# BRIEF:
Here are some records; quote them exactly, leaving out the pictures.
---------------
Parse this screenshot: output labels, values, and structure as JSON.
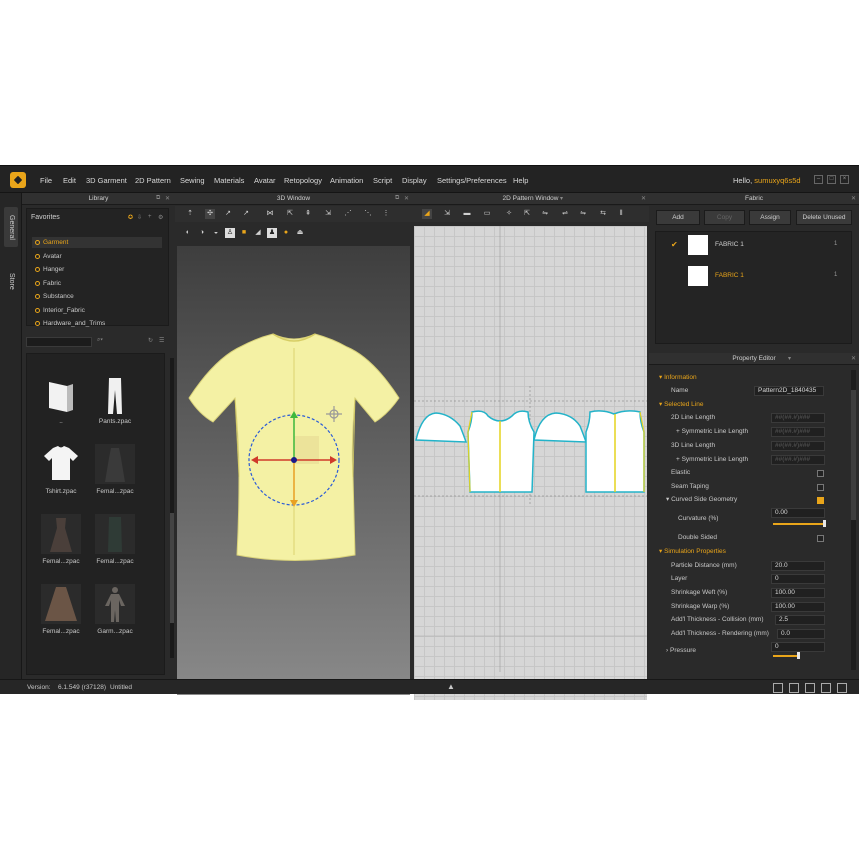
{
  "menu": [
    "File",
    "Edit",
    "3D Garment",
    "2D Pattern",
    "Sewing",
    "Materials",
    "Avatar",
    "Retopology",
    "Animation",
    "Script",
    "Display",
    "Settings/Preferences",
    "Help"
  ],
  "greeting": {
    "prefix": "Hello,",
    "user": "sumuxyq6s5d"
  },
  "window_controls": [
    "minimize",
    "restore",
    "close"
  ],
  "side_tabs": [
    "General",
    "Store"
  ],
  "library": {
    "title": "Library",
    "favorites_title": "Favorites",
    "favorites": [
      "Garment",
      "Avatar",
      "Hanger",
      "Fabric",
      "Substance",
      "Interior_Fabric",
      "Hardware_and_Trims"
    ],
    "items": [
      {
        "label": "..",
        "icon": "folder-up-icon"
      },
      {
        "label": "Pants.zpac",
        "icon": "pants-icon"
      },
      {
        "label": "Tshirt.zpac",
        "icon": "tshirt-icon"
      },
      {
        "label": "Femal...zpac",
        "icon": "dress-icon"
      },
      {
        "label": "Femal...zpac",
        "icon": "dress-icon"
      },
      {
        "label": "Femal...zpac",
        "icon": "dress-icon"
      },
      {
        "label": "Femal...zpac",
        "icon": "skirt-icon"
      },
      {
        "label": "Garm...zpac",
        "icon": "avatar-icon"
      }
    ]
  },
  "window3d": {
    "title": "3D Window"
  },
  "window2d": {
    "title": "2D Pattern Window"
  },
  "fabric": {
    "title": "Fabric",
    "buttons": [
      "Add",
      "Copy",
      "Assign",
      "Delete Unused"
    ],
    "items": [
      {
        "name": "FABRIC 1",
        "count": "1"
      },
      {
        "name": "FABRIC 1",
        "count": "1"
      }
    ]
  },
  "property_editor": {
    "title": "Property Editor",
    "information_label": "Information",
    "name_label": "Name",
    "name_value": "Pattern2D_1840435",
    "selected_line_label": "Selected Line",
    "line_2d_length": "2D Line Length",
    "symmetric_2d": "+ Symmetric Line Length",
    "line_3d_length": "3D Line Length",
    "symmetric_3d": "+ Symmetric Line Length",
    "dim_value": "##(##.#)###",
    "elastic_label": "Elastic",
    "seam_taping_label": "Seam Taping",
    "curved_side_label": "Curved Side Geometry",
    "curvature_label": "Curvature (%)",
    "curvature_value": "0.00",
    "curvature_fraction": 1.0,
    "double_sided_label": "Double Sided",
    "simulation_label": "Simulation Properties",
    "particle_distance_label": "Particle Distance (mm)",
    "particle_distance_value": "20.0",
    "layer_label": "Layer",
    "layer_value": "0",
    "shrinkage_weft_label": "Shrinkage Weft (%)",
    "shrinkage_weft_value": "100.00",
    "shrinkage_warp_label": "Shrinkage Warp (%)",
    "shrinkage_warp_value": "100.00",
    "thickness_collision_label": "Add'l Thickness - Collision (mm)",
    "thickness_collision_value": "2.5",
    "thickness_rendering_label": "Add'l Thickness - Rendering (mm)",
    "thickness_rendering_value": "0.0",
    "pressure_label": "Pressure",
    "pressure_value": "0",
    "pressure_fraction": 0.0
  },
  "status": {
    "version_label": "Version:",
    "version_value": "6.1.549 (r37128)",
    "file_name": "Untitled"
  },
  "colors": {
    "accent": "#e9a51a",
    "garment": "#f4f1a4",
    "selection_blue": "#2a5bd7"
  }
}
---------------
# TASK ANSWER:
Parse this screenshot: output labels, values, and structure as JSON.
{
  "menu": [
    "File",
    "Edit",
    "3D Garment",
    "2D Pattern",
    "Sewing",
    "Materials",
    "Avatar",
    "Retopology",
    "Animation",
    "Script",
    "Display",
    "Settings/Preferences",
    "Help"
  ],
  "greeting": {
    "prefix": "Hello,",
    "user": "sumuxyq6s5d"
  },
  "window_controls": [
    "minimize",
    "restore",
    "close"
  ],
  "side_tabs": [
    "General",
    "Store"
  ],
  "library": {
    "title": "Library",
    "favorites_title": "Favorites",
    "favorites": [
      "Garment",
      "Avatar",
      "Hanger",
      "Fabric",
      "Substance",
      "Interior_Fabric",
      "Hardware_and_Trims"
    ],
    "items": [
      {
        "label": "..",
        "icon": "folder-up-icon"
      },
      {
        "label": "Pants.zpac",
        "icon": "pants-icon"
      },
      {
        "label": "Tshirt.zpac",
        "icon": "tshirt-icon"
      },
      {
        "label": "Femal...zpac",
        "icon": "dress-icon"
      },
      {
        "label": "Femal...zpac",
        "icon": "dress-icon"
      },
      {
        "label": "Femal...zpac",
        "icon": "dress-icon"
      },
      {
        "label": "Femal...zpac",
        "icon": "skirt-icon"
      },
      {
        "label": "Garm...zpac",
        "icon": "avatar-icon"
      }
    ]
  },
  "window3d": {
    "title": "3D Window"
  },
  "window2d": {
    "title": "2D Pattern Window"
  },
  "fabric": {
    "title": "Fabric",
    "buttons": [
      "Add",
      "Copy",
      "Assign",
      "Delete Unused"
    ],
    "items": [
      {
        "name": "FABRIC 1",
        "count": "1"
      },
      {
        "name": "FABRIC 1",
        "count": "1"
      }
    ]
  },
  "property_editor": {
    "title": "Property Editor",
    "information_label": "Information",
    "name_label": "Name",
    "name_value": "Pattern2D_1840435",
    "selected_line_label": "Selected Line",
    "line_2d_length": "2D Line Length",
    "symmetric_2d": "+ Symmetric Line Length",
    "line_3d_length": "3D Line Length",
    "symmetric_3d": "+ Symmetric Line Length",
    "dim_value": "##(##.#)###",
    "elastic_label": "Elastic",
    "seam_taping_label": "Seam Taping",
    "curved_side_label": "Curved Side Geometry",
    "curvature_label": "Curvature (%)",
    "curvature_value": "0.00",
    "curvature_fraction": 1.0,
    "double_sided_label": "Double Sided",
    "simulation_label": "Simulation Properties",
    "particle_distance_label": "Particle Distance (mm)",
    "particle_distance_value": "20.0",
    "layer_label": "Layer",
    "layer_value": "0",
    "shrinkage_weft_label": "Shrinkage Weft (%)",
    "shrinkage_weft_value": "100.00",
    "shrinkage_warp_label": "Shrinkage Warp (%)",
    "shrinkage_warp_value": "100.00",
    "thickness_collision_label": "Add'l Thickness - Collision (mm)",
    "thickness_collision_value": "2.5",
    "thickness_rendering_label": "Add'l Thickness - Rendering (mm)",
    "thickness_rendering_value": "0.0",
    "pressure_label": "Pressure",
    "pressure_value": "0",
    "pressure_fraction": 0.0
  },
  "status": {
    "version_label": "Version:",
    "version_value": "6.1.549 (r37128)",
    "file_name": "Untitled"
  },
  "colors": {
    "accent": "#e9a51a",
    "garment": "#f4f1a4",
    "selection_blue": "#2a5bd7"
  }
}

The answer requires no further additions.